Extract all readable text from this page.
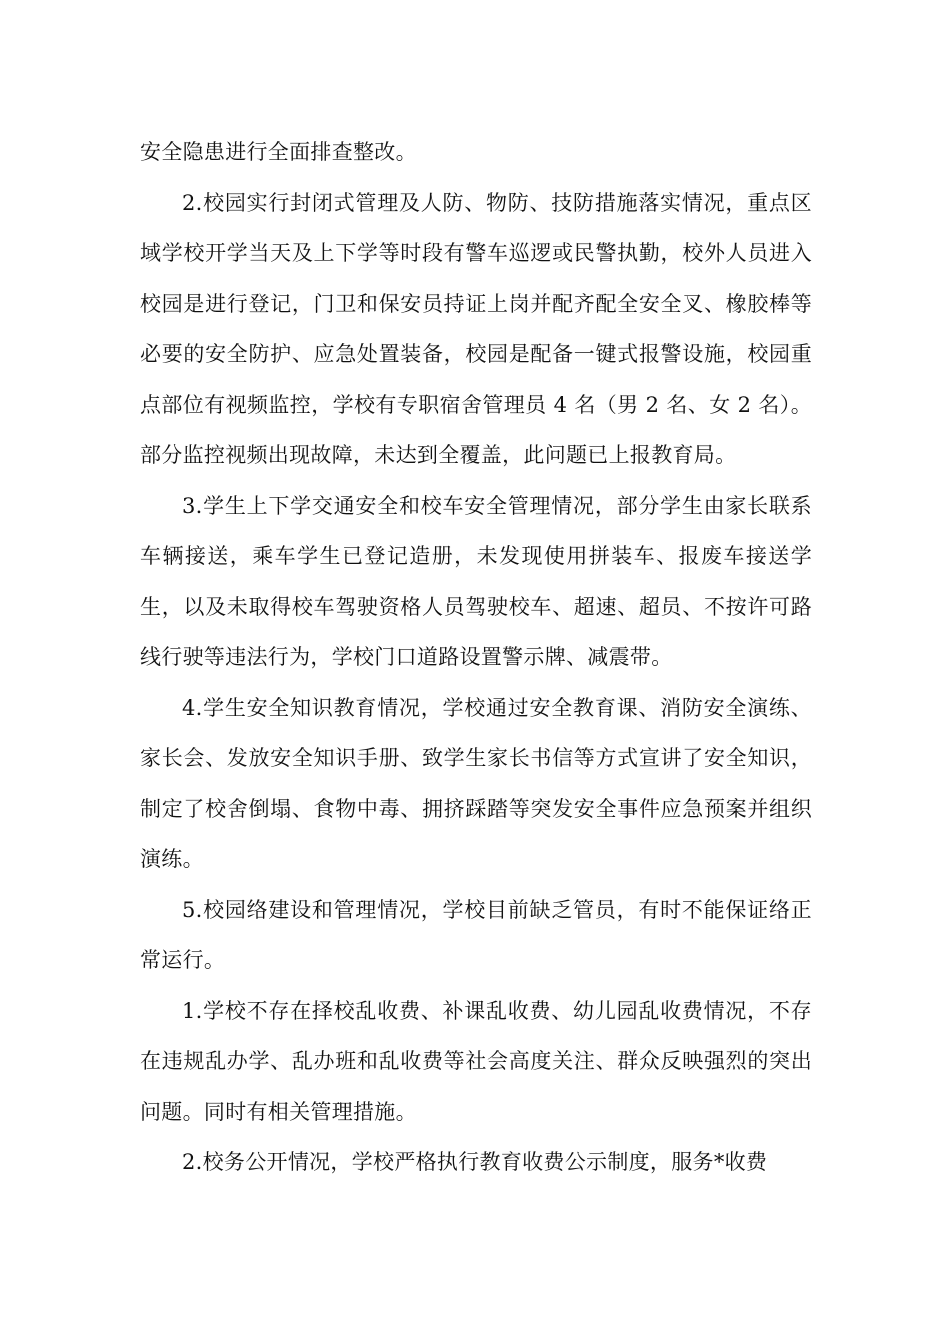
安全隐患进行全面排查整改。

2.校园实行封闭式管理及人防、物防、技防措施落实情况，重点区域学校开学当天及上下学等时段有警车巡逻或民警执勤，校外人员进入校园是进行登记，门卫和保安员持证上岗并配齐配全安全叉、橡胶棒等必要的安全防护、应急处置装备，校园是配备一键式报警设施，校园重点部位有视频监控，学校有专职宿舍管理员 4 名（男 2 名、女 2 名）。部分监控视频出现故障，未达到全覆盖，此问题已上报教育局。

3.学生上下学交通安全和校车安全管理情况，部分学生由家长联系车辆接送，乘车学生已登记造册，未发现使用拼装车、报废车接送学生，以及未取得校车驾驶资格人员驾驶校车、超速、超员、不按许可路线行驶等违法行为，学校门口道路设置警示牌、减震带。

4.学生安全知识教育情况，学校通过安全教育课、消防安全演练、家长会、发放安全知识手册、致学生家长书信等方式宣讲了安全知识，制定了校舍倒塌、食物中毒、拥挤踩踏等突发安全事件应急预案并组织演练。

5.校园络建设和管理情况，学校目前缺乏管员，有时不能保证络正常运行。

1.学校不存在择校乱收费、补课乱收费、幼儿园乱收费情况，不存在违规乱办学、乱办班和乱收费等社会高度关注、群众反映强烈的突出问题。同时有相关管理措施。

2.校务公开情况，学校严格执行教育收费公示制度，服务*收费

┄┄┄┄┄┄┄┄┄┄

[OBJECTIVE] Set down the material exactly, every line of it, except for the pictures.

[ANSWER TO THE TASK]
Extract all readable text from this page.
安全隐患进行全面排查整改。

2.校园实行封闭式管理及人防、物防、技防措施落实情况，重点区域学校开学当天及上下学等时段有警车巡逻或民警执勤，校外人员进入校园是进行登记，门卫和保安员持证上岗并配齐配全安全叉、橡胶棒等必要的安全防护、应急处置装备，校园是配备一键式报警设施，校园重点部位有视频监控，学校有专职宿舍管理员 4 名（男 2 名、女 2 名）。部分监控视频出现故障，未达到全覆盖，此问题已上报教育局。

3.学生上下学交通安全和校车安全管理情况，部分学生由家长联系车辆接送，乘车学生已登记造册，未发现使用拼装车、报废车接送学生，以及未取得校车驾驶资格人员驾驶校车、超速、超员、不按许可路线行驶等违法行为，学校门口道路设置警示牌、减震带。

4.学生安全知识教育情况，学校通过安全教育课、消防安全演练、家长会、发放安全知识手册、致学生家长书信等方式宣讲了安全知识，制定了校舍倒塌、食物中毒、拥挤踩踏等突发安全事件应急预案并组织演练。

5.校园络建设和管理情况，学校目前缺乏管员，有时不能保证络正常运行。

1.学校不存在择校乱收费、补课乱收费、幼儿园乱收费情况，不存在违规乱办学、乱办班和乱收费等社会高度关注、群众反映强烈的突出问题。同时有相关管理措施。

2.校务公开情况，学校严格执行教育收费公示制度，服务*收费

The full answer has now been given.